__What is needed__.
Reproduce all the entries exactly.

Records from a data source:
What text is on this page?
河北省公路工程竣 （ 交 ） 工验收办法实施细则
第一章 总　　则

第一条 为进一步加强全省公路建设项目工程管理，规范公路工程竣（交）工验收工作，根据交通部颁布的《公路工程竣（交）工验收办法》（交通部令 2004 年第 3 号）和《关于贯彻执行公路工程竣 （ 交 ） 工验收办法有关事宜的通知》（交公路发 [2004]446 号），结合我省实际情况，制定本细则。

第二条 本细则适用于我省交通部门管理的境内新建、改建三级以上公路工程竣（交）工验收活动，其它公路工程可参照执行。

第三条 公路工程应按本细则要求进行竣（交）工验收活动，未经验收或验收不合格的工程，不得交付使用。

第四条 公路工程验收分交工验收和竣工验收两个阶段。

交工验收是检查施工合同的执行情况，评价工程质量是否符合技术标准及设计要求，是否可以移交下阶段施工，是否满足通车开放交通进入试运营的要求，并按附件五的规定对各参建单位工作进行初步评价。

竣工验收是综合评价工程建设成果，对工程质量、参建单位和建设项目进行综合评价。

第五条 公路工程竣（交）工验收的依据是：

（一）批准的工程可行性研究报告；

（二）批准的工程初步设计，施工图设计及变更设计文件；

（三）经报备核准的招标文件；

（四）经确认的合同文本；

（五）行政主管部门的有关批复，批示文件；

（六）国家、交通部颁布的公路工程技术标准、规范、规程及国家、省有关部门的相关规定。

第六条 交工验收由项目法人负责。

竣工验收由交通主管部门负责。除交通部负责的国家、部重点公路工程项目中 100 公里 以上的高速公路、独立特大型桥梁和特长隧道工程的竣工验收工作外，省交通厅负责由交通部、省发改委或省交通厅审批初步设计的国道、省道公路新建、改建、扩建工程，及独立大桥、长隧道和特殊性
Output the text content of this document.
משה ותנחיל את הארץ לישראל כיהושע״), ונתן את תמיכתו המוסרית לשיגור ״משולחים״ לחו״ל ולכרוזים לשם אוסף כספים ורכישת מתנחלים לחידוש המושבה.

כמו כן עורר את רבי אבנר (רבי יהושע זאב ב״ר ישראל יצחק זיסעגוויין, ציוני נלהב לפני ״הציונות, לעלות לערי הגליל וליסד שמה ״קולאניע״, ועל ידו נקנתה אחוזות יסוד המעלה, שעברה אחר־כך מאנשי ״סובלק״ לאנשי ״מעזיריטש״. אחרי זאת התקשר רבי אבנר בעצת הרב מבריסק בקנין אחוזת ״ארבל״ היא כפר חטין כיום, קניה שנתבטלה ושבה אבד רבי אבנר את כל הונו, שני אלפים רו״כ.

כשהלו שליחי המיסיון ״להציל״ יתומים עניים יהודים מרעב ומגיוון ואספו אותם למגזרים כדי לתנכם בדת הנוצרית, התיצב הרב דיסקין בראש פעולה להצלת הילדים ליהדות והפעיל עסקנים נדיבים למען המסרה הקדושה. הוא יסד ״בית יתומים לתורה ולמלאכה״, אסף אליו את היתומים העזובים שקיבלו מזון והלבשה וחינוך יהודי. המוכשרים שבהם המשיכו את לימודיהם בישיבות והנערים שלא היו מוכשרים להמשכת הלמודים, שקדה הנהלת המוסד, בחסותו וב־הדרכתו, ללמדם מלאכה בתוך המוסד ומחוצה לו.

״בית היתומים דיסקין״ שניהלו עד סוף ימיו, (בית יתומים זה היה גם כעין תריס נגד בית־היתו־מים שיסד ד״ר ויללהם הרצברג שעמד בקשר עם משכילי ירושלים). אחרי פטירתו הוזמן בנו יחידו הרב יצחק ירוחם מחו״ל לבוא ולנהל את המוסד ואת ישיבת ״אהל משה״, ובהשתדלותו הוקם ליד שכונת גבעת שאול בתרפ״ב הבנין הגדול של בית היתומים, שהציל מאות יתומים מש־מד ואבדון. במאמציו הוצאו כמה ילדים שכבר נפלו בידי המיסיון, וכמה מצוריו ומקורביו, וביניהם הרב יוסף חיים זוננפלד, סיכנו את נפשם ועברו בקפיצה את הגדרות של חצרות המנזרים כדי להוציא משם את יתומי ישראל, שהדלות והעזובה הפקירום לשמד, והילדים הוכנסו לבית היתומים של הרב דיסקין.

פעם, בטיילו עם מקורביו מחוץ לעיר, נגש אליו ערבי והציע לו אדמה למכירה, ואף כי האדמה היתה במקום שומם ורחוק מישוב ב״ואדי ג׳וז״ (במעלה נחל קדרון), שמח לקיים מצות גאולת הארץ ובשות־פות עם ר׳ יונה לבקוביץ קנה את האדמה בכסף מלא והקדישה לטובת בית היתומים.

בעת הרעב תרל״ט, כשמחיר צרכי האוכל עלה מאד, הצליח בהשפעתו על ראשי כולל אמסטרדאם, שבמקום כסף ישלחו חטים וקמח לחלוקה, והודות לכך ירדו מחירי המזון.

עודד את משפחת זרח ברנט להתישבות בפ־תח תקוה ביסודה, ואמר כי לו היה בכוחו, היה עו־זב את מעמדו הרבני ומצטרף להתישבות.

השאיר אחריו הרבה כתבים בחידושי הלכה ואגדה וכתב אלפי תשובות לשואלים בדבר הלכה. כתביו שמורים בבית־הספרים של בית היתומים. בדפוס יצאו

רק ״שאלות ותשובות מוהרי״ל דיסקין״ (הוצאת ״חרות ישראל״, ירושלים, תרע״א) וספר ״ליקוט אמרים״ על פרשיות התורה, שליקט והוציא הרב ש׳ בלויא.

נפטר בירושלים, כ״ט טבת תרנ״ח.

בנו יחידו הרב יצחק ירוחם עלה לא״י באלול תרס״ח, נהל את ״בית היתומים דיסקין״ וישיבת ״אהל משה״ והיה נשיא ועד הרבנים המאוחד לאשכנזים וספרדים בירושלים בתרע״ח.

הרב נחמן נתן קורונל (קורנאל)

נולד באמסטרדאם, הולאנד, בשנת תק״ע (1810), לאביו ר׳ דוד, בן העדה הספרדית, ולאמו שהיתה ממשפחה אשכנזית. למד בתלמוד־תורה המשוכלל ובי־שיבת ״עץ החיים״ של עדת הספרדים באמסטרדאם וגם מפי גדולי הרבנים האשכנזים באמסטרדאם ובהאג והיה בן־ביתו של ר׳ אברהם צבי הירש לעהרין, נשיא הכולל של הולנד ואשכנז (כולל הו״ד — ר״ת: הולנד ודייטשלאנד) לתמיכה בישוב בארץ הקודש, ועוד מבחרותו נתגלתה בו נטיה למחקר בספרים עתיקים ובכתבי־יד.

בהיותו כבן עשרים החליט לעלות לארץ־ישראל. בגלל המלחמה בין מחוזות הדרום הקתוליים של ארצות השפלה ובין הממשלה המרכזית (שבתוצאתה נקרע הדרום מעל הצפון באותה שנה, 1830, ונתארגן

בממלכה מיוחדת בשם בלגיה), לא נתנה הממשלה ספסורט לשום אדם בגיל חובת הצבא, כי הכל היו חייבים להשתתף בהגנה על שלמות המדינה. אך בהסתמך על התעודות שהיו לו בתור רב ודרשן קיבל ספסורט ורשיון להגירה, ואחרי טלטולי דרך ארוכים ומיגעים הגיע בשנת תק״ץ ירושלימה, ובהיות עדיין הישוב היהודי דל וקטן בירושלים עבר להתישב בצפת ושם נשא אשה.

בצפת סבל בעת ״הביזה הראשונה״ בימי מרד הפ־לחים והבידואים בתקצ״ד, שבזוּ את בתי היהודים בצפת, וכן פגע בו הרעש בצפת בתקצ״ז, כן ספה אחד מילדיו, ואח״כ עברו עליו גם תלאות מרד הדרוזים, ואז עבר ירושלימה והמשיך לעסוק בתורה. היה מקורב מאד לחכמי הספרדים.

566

__Correct result__.
What text is on this page?
河北省公路工程竣 （ 交 ） 工验收办法实施细则
第一章 总　　则

第一条 为进一步加强全省公路建设项目工程管理，规范公路工程竣（交）工验收工作，根据交通部颁布的《公路工程竣（交）工验收办法》（交通部令 2004 年第 3 号）和《关于贯彻执行公路工程竣 （ 交 ） 工验收办法有关事宜的通知》（交公路发 [2004]446 号），结合我省实际情况，制定本细则。

第二条 本细则适用于我省交通部门管理的境内新建、改建三级以上公路工程竣（交）工验收活动，其它公路工程可参照执行。

第三条 公路工程应按本细则要求进行竣（交）工验收活动，未经验收或验收不合格的工程，不得交付使用。

第四条 公路工程验收分交工验收和竣工验收两个阶段。

交工验收是检查施工合同的执行情况，评价工程质量是否符合技术标准及设计要求，是否可以移交下阶段施工，是否满足通车开放交通进入试运营的要求，并按附件五的规定对各参建单位工作进行初步评价。

竣工验收是综合评价工程建设成果，对工程质量、参建单位和建设项目进行综合评价。

第五条 公路工程竣（交）工验收的依据是：

（一）批准的工程可行性研究报告；

（二）批准的工程初步设计，施工图设计及变更设计文件；

（三）经报备核准的招标文件；

（四）经确认的合同文本；

（五）行政主管部门的有关批复，批示文件；

（六）国家、交通部颁布的公路工程技术标准、规范、规程及国家、省有关部门的相关规定。

第六条 交工验收由项目法人负责。

竣工验收由交通主管部门负责。除交通部负责的国家、部重点公路工程项目中 100 公里 以上的高速公路、独立特大型桥梁和特长隧道工程的竣工验收工作外，省交通厅负责由交通部、省发改委或省交通厅审批初步设计的国道、省道公路新建、改建、扩建工程，及独立大桥、长隧道和特殊性
Output the text content of this document.
משה ותנחיל את הארץ לישראל כיהושע״), ונתן את תמיכתו המוסרית לשיגור ״משולחים״ לחו״ל ולכרוזים לשם אוסף כספים ורכישת מתנחלים לחידוש המושבה.

כמו כן עורר את רבי אבנר (רבי יהושע זאב ב״ר ישראל יצחק זיסעגוויין, ציוני נלהב לפני ״הציונות, לעלות לערי הגליל וליסד שמה ״קולאניע״, ועל ידו נקנתה אחוזות יסוד המעלה, שעברה אחר־כך מאנשי ״סובלק״ לאנשי ״מעזיריטש״. אחרי זאת התקשר רבי אבנר בעצת הרב מבריסק בקנין אחוזת ״ארבל״ היא כפר חטין כיום, קניה שנתבטלה ושבה אבד רבי אבנר את כל הונו, שני אלפים רו״כ.

כשהלו שליחי המיסיון ״להציל״ יתומים עניים יהודים מרעב ומגיוון ואספו אותם למגזרים כדי לתנכם בדת הנוצרית, התיצב הרב דיסקין בראש פעולה להצלת הילדים ליהדות והפעיל עסקנים נדיבים למען המסרה הקדושה. הוא יסד ״בית יתומים לתורה ולמלאכה״, אסף אליו את היתומים העזובים שקיבלו מזון והלבשה וחינוך יהודי. המוכשרים שבהם המשיכו את לימודיהם בישיבות והנערים שלא היו מוכשרים להמשכת הלמודים, שקדה הנהלת המוסד, בחסותו וב־הדרכתו, ללמדם מלאכה בתוך המוסד ומחוצה לו.

״בית היתומים דיסקין״ שניהלו עד סוף ימיו, (בית יתומים זה היה גם כעין תריס נגד בית־היתו־מים שיסד ד״ר ויללהם הרצברג שעמד בקשר עם משכילי ירושלים). אחרי פטירתו הוזמן בנו יחידו הרב יצחק ירוחם מחו״ל לבוא ולנהל את המוסד ואת ישיבת ״אהל משה״, ובהשתדלותו הוקם ליד שכונת גבעת שאול בתרפ״ב הבנין הגדול של בית היתומים, שהציל מאות יתומים מש־מד ואבדון. במאמציו הוצאו כמה ילדים שכבר נפלו בידי המיסיון, וכמה מצוריו ומקורביו, וביניהם הרב יוסף חיים זוננפלד, סיכנו את נפשם ועברו בקפיצה את הגדרות של חצרות המנזרים כדי להוציא משם את יתומי ישראל, שהדלות והעזובה הפקירום לשמד, והילדים הוכנסו לבית היתומים של הרב דיסקין.

פעם, בטיילו עם מקורביו מחוץ לעיר, נגש אליו ערבי והציע לו אדמה למכירה, ואף כי האדמה היתה במקום שומם ורחוק מישוב ב״ואדי ג׳וז״ (במעלה נחל קדרון), שמח לקיים מצות גאולת הארץ ובשות־פות עם ר׳ יונה לבקוביץ קנה את האדמה בכסף מלא והקדישה לטובת בית היתומים.

בעת הרעב תרל״ט, כשמחיר צרכי האוכל עלה מאד, הצליח בהשפעתו על ראשי כולל אמסטרדאם, שבמקום כסף ישלחו חטים וקמח לחלוקה, והודות לכך ירדו מחירי המזון.

עודד את משפחת זרח ברנט להתישבות בפ־תח תקוה ביסודה, ואמר כי לו היה בכוחו, היה עו־זב את מעמדו הרבני ומצטרף להתישבות.

השאיר אחריו הרבה כתבים בחידושי הלכה ואגדה וכתב אלפי תשובות לשואלים בדבר הלכה. כתביו שמורים בבית־הספרים של בית היתומים. בדפוס יצאו

רק ״שאלות ותשובות מוהרי״ל דיסקין״ (הוצאת ״חרות ישראל״, ירושלים, תרע״א) וספר ״ליקוט אמרים״ על פרשיות התורה, שליקט והוציא הרב ש׳ בלויא.

נפטר בירושלים, כ״ט טבת תרנ״ח.

בנו יחידו הרב יצחק ירוחם עלה לא״י באלול תרס״ח, נהל את ״בית היתומים דיסקין״ וישיבת ״אהל משה״ והיה נשיא ועד הרבנים המאוחד לאשכנזים וספרדים בירושלים בתרע״ח.

הרב נחמן נתן קורונל (קורנאל)

נולד באמסטרדאם, הולאנד, בשנת תק״ע (1810), לאביו ר׳ דוד, בן העדה הספרדית, ולאמו שהיתה ממשפחה אשכנזית. למד בתלמוד־תורה המשוכלל ובי־שיבת ״עץ החיים״ של עדת הספרדים באמסטרדאם וגם מפי גדולי הרבנים האשכנזים באמסטרדאם ובהאג והיה בן־ביתו של ר׳ אברהם צבי הירש לעהרין, נשיא הכולל של הולנד ואשכנז (כולל הו״ד — ר״ת: הולנד ודייטשלאנד) לתמיכה בישוב בארץ הקודש, ועוד מבחרותו נתגלתה בו נטיה למחקר בספרים עתיקים ובכתבי־יד.

בהיותו כבן עשרים החליט לעלות לארץ־ישראל. בגלל המלחמה בין מחוזות הדרום הקתוליים של ארצות השפלה ובין הממשלה המרכזית (שבתוצאתה נקרע הדרום מעל הצפון באותה שנה, 1830, ונתארגן

בממלכה מיוחדת בשם בלגיה), לא נתנה הממשלה ספסורט לשום אדם בגיל חובת הצבא, כי הכל היו חייבים להשתתף בהגנה על שלמות המדינה. אך בהסתמך על התעודות שהיו לו בתור רב ודרשן קיבל ספסורט ורשיון להגירה, ואחרי טלטולי דרך ארוכים ומיגעים הגיע בשנת תק״ץ ירושלימה, ובהיות עדיין הישוב היהודי דל וקטן בירושלים עבר להתישב בצפת ושם נשא אשה.

בצפת סבל בעת ״הביזה הראשונה״ בימי מרד הפ־לחים והבידואים בתקצ״ד, שבזוּ את בתי היהודים בצפת, וכן פגע בו הרעש בצפת בתקצ״ז, כן ספה אחד מילדיו, ואח״כ עברו עליו גם תלאות מרד הדרוזים, ואז עבר ירושלימה והמשיך לעסוק בתורה. היה מקורב מאד לחכמי הספרדים.

566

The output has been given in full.